# Start of LISTING

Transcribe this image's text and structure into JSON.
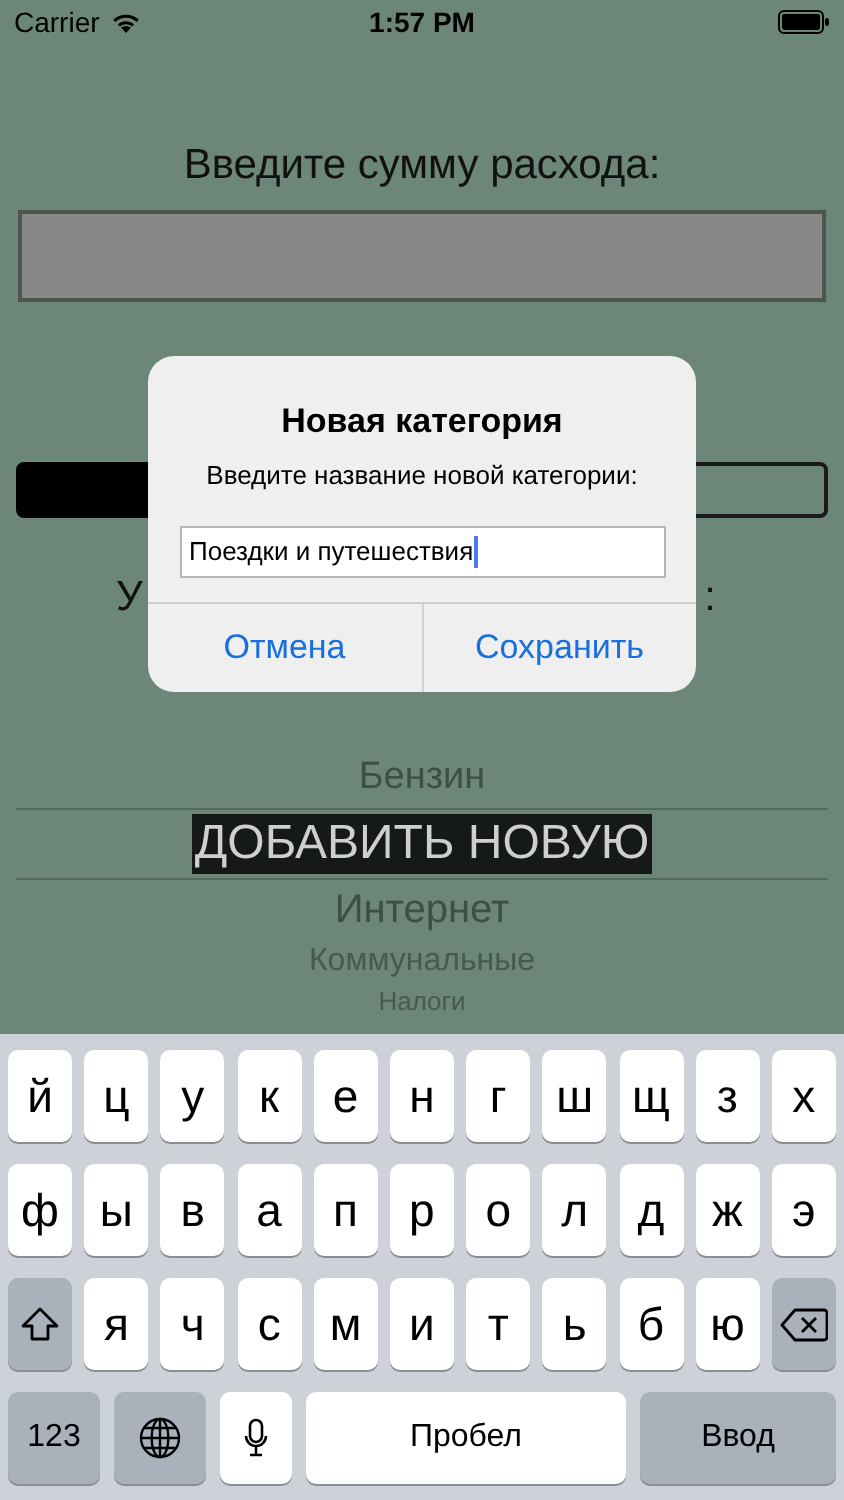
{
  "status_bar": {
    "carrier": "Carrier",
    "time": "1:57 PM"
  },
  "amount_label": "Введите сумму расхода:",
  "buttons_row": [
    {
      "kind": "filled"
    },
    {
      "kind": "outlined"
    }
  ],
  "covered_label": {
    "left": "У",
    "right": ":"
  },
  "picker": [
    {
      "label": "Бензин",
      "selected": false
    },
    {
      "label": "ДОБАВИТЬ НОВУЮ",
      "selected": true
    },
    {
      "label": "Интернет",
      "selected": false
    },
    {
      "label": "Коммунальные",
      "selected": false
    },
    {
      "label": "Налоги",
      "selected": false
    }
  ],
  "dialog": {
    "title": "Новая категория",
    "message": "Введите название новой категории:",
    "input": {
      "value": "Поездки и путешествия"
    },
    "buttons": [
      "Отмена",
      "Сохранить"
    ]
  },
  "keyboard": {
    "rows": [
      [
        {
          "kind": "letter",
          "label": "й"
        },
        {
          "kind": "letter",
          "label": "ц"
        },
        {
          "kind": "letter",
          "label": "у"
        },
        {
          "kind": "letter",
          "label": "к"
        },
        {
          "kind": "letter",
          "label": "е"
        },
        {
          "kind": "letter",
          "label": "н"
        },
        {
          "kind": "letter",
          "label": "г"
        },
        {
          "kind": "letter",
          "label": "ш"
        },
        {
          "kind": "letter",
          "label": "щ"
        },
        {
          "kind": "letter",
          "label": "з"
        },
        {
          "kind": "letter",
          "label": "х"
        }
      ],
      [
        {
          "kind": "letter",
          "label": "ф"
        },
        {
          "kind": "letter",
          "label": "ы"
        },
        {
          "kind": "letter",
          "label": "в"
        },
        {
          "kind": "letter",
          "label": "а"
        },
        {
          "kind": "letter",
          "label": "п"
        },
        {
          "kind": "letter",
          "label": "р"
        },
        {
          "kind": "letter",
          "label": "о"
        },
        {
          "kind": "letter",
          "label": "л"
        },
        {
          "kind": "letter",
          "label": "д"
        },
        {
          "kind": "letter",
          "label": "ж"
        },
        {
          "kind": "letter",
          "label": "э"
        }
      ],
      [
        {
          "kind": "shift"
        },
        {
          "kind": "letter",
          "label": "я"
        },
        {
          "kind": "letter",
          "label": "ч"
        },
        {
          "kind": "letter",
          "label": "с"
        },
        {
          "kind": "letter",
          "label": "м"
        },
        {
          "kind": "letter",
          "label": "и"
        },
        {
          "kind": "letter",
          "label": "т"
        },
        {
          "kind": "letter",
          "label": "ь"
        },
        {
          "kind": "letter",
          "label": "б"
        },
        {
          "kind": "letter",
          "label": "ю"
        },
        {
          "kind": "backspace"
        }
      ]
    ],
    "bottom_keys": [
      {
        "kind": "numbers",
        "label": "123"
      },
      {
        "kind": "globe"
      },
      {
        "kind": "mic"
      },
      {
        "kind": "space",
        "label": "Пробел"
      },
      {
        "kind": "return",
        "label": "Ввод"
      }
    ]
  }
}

# End of LISTING

## REQUEST
Repeat the data exactly in full, omitting its pictures.

## REPLY
Transcribe this image's text and structure into JSON.
{
  "status_bar": {
    "carrier": "Carrier",
    "time": "1:57 PM"
  },
  "amount_label": "Введите сумму расхода:",
  "buttons_row": [
    {
      "kind": "filled"
    },
    {
      "kind": "outlined"
    }
  ],
  "covered_label": {
    "left": "У",
    "right": ":"
  },
  "picker": [
    {
      "label": "Бензин",
      "selected": false
    },
    {
      "label": "ДОБАВИТЬ НОВУЮ",
      "selected": true
    },
    {
      "label": "Интернет",
      "selected": false
    },
    {
      "label": "Коммунальные",
      "selected": false
    },
    {
      "label": "Налоги",
      "selected": false
    }
  ],
  "dialog": {
    "title": "Новая категория",
    "message": "Введите название новой категории:",
    "input": {
      "value": "Поездки и путешествия"
    },
    "buttons": [
      "Отмена",
      "Сохранить"
    ]
  },
  "keyboard": {
    "rows": [
      [
        {
          "kind": "letter",
          "label": "й"
        },
        {
          "kind": "letter",
          "label": "ц"
        },
        {
          "kind": "letter",
          "label": "у"
        },
        {
          "kind": "letter",
          "label": "к"
        },
        {
          "kind": "letter",
          "label": "е"
        },
        {
          "kind": "letter",
          "label": "н"
        },
        {
          "kind": "letter",
          "label": "г"
        },
        {
          "kind": "letter",
          "label": "ш"
        },
        {
          "kind": "letter",
          "label": "щ"
        },
        {
          "kind": "letter",
          "label": "з"
        },
        {
          "kind": "letter",
          "label": "х"
        }
      ],
      [
        {
          "kind": "letter",
          "label": "ф"
        },
        {
          "kind": "letter",
          "label": "ы"
        },
        {
          "kind": "letter",
          "label": "в"
        },
        {
          "kind": "letter",
          "label": "а"
        },
        {
          "kind": "letter",
          "label": "п"
        },
        {
          "kind": "letter",
          "label": "р"
        },
        {
          "kind": "letter",
          "label": "о"
        },
        {
          "kind": "letter",
          "label": "л"
        },
        {
          "kind": "letter",
          "label": "д"
        },
        {
          "kind": "letter",
          "label": "ж"
        },
        {
          "kind": "letter",
          "label": "э"
        }
      ],
      [
        {
          "kind": "shift"
        },
        {
          "kind": "letter",
          "label": "я"
        },
        {
          "kind": "letter",
          "label": "ч"
        },
        {
          "kind": "letter",
          "label": "с"
        },
        {
          "kind": "letter",
          "label": "м"
        },
        {
          "kind": "letter",
          "label": "и"
        },
        {
          "kind": "letter",
          "label": "т"
        },
        {
          "kind": "letter",
          "label": "ь"
        },
        {
          "kind": "letter",
          "label": "б"
        },
        {
          "kind": "letter",
          "label": "ю"
        },
        {
          "kind": "backspace"
        }
      ]
    ],
    "bottom_keys": [
      {
        "kind": "numbers",
        "label": "123"
      },
      {
        "kind": "globe"
      },
      {
        "kind": "mic"
      },
      {
        "kind": "space",
        "label": "Пробел"
      },
      {
        "kind": "return",
        "label": "Ввод"
      }
    ]
  }
}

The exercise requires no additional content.